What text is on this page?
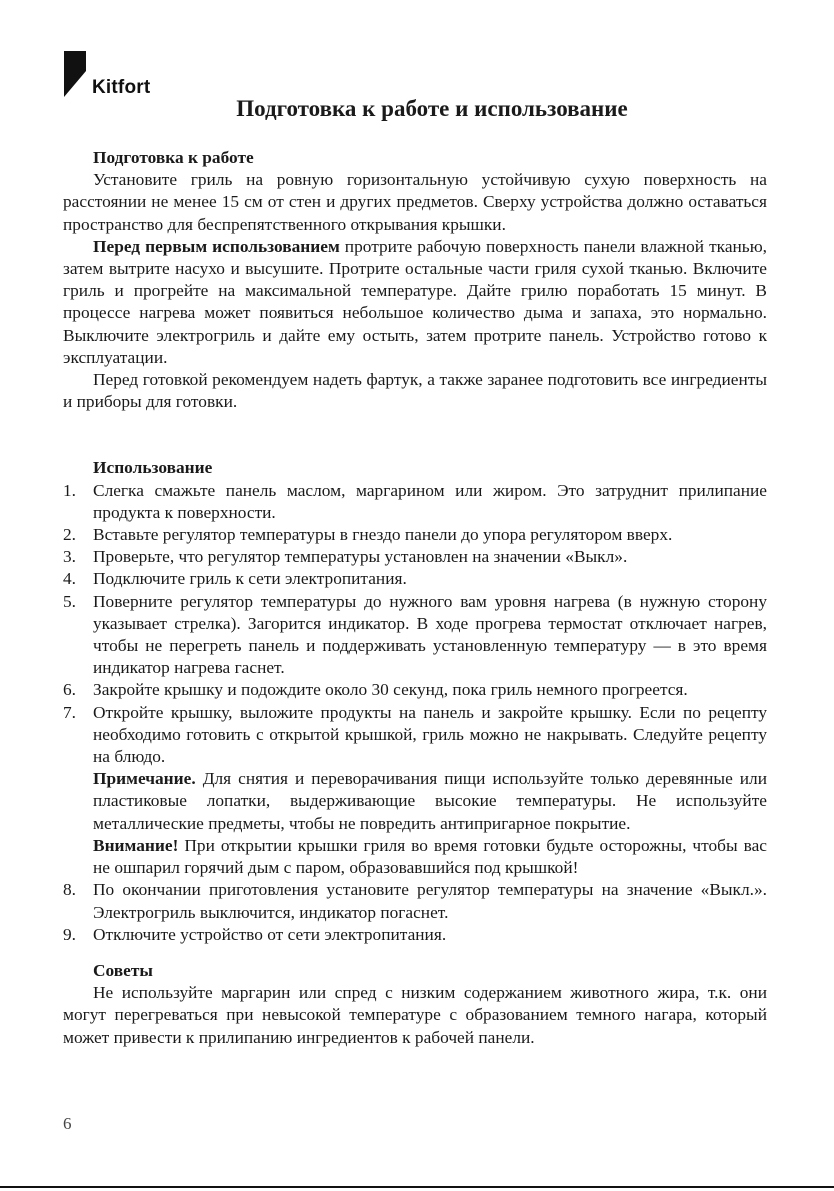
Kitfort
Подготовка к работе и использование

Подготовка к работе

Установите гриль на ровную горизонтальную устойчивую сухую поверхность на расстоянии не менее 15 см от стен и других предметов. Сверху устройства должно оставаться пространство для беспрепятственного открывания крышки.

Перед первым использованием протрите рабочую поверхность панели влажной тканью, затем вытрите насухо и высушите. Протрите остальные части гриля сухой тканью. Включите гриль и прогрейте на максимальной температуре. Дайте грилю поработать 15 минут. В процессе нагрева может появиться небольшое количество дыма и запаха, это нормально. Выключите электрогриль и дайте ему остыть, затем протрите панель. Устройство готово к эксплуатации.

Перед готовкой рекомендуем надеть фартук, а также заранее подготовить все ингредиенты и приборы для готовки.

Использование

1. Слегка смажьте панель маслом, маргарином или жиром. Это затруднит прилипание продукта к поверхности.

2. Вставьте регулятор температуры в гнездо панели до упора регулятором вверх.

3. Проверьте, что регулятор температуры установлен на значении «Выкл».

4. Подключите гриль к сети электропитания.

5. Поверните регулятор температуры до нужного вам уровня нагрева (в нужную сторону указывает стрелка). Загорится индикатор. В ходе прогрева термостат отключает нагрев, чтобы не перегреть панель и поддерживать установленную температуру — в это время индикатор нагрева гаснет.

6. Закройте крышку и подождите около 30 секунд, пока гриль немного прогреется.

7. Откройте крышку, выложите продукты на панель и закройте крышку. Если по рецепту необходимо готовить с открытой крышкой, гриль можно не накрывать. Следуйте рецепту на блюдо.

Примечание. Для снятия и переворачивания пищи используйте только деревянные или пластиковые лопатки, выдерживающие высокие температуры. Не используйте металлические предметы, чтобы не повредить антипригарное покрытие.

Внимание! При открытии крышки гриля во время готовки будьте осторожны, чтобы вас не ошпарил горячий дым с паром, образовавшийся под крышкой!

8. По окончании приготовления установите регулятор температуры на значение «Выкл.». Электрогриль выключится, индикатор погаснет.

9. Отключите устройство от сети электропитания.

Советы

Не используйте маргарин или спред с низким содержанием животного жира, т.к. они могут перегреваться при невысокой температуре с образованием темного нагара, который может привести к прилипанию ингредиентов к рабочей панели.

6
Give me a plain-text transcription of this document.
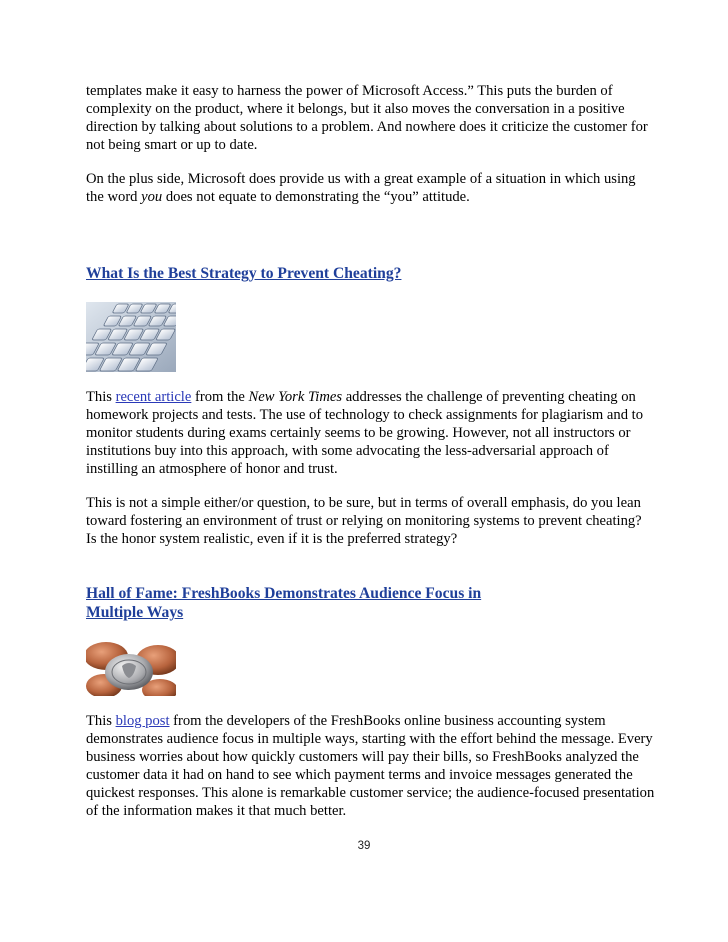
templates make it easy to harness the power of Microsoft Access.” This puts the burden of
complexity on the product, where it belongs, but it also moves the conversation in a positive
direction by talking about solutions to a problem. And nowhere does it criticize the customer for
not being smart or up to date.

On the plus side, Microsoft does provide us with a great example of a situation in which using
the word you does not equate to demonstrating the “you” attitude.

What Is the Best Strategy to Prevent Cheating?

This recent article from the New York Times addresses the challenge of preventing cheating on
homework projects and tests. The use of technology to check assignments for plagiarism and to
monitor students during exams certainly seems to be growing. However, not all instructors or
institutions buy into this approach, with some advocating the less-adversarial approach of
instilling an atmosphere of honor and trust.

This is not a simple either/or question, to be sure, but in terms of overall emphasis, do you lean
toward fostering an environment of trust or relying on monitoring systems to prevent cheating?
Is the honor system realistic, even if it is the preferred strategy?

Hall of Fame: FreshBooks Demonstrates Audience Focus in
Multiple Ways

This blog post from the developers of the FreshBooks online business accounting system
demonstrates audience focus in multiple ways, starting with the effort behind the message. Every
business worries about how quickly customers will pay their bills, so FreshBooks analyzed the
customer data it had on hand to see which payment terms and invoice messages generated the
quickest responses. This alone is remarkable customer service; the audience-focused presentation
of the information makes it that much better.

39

********************

§ **What the task requires**
Transcribe every record above exactly, leaving out the pictures.

§ **Output for this task**
What text is on this page?
Kitfort
Подготовка к работе и использование

Подготовка к работе

Установите гриль на ровную горизонтальную устойчивую сухую поверхность на расстоянии не менее 15 см от стен и других предметов. Сверху устройства должно оставаться пространство для беспрепятственного открывания крышки.

Перед первым использованием протрите рабочую поверхность панели влажной тканью, затем вытрите насухо и высушите. Протрите остальные части гриля сухой тканью. Включите гриль и прогрейте на максимальной температуре. Дайте грилю поработать 15 минут. В процессе нагрева может появиться небольшое количество дыма и запаха, это нормально. Выключите электрогриль и дайте ему остыть, затем протрите панель. Устройство готово к эксплуатации.

Перед готовкой рекомендуем надеть фартук, а также заранее подготовить все ингредиенты и приборы для готовки.

Использование

1. Слегка смажьте панель маслом, маргарином или жиром. Это затруднит прилипание продукта к поверхности.

2. Вставьте регулятор температуры в гнездо панели до упора регулятором вверх.

3. Проверьте, что регулятор температуры установлен на значении «Выкл».

4. Подключите гриль к сети электропитания.

5. Поверните регулятор температуры до нужного вам уровня нагрева (в нужную сторону указывает стрелка). Загорится индикатор. В ходе прогрева термостат отключает нагрев, чтобы не перегреть панель и поддерживать установленную температуру — в это время индикатор нагрева гаснет.

6. Закройте крышку и подождите около 30 секунд, пока гриль немного прогреется.

7. Откройте крышку, выложите продукты на панель и закройте крышку. Если по рецепту необходимо готовить с открытой крышкой, гриль можно не накрывать. Следуйте рецепту на блюдо.

Примечание. Для снятия и переворачивания пищи используйте только деревянные или пластиковые лопатки, выдерживающие высокие температуры. Не используйте металлические предметы, чтобы не повредить антипригарное покрытие.

Внимание! При открытии крышки гриля во время готовки будьте осторожны, чтобы вас не ошпарил горячий дым с паром, образовавшийся под крышкой!

8. По окончании приготовления установите регулятор температуры на значение «Выкл.». Электрогриль выключится, индикатор погаснет.

9. Отключите устройство от сети электропитания.

Советы

Не используйте маргарин или спред с низким содержанием животного жира, т.к. они могут перегреваться при невысокой температуре с образованием темного нагара, который может привести к прилипанию ингредиентов к рабочей панели.

6
Give me a plain-text transcription of this document.
templates make it easy to harness the power of Microsoft Access.” This puts the burden of
complexity on the product, where it belongs, but it also moves the conversation in a positive
direction by talking about solutions to a problem. And nowhere does it criticize the customer for
not being smart or up to date.

On the plus side, Microsoft does provide us with a great example of a situation in which using
the word you does not equate to demonstrating the “you” attitude.

What Is the Best Strategy to Prevent Cheating?

This recent article from the New York Times addresses the challenge of preventing cheating on
homework projects and tests. The use of technology to check assignments for plagiarism and to
monitor students during exams certainly seems to be growing. However, not all instructors or
institutions buy into this approach, with some advocating the less-adversarial approach of
instilling an atmosphere of honor and trust.

This is not a simple either/or question, to be sure, but in terms of overall emphasis, do you lean
toward fostering an environment of trust or relying on monitoring systems to prevent cheating?
Is the honor system realistic, even if it is the preferred strategy?

Hall of Fame: FreshBooks Demonstrates Audience Focus in
Multiple Ways

This blog post from the developers of the FreshBooks online business accounting system
demonstrates audience focus in multiple ways, starting with the effort behind the message. Every
business worries about how quickly customers will pay their bills, so FreshBooks analyzed the
customer data it had on hand to see which payment terms and invoice messages generated the
quickest responses. This alone is remarkable customer service; the audience-focused presentation
of the information makes it that much better.

39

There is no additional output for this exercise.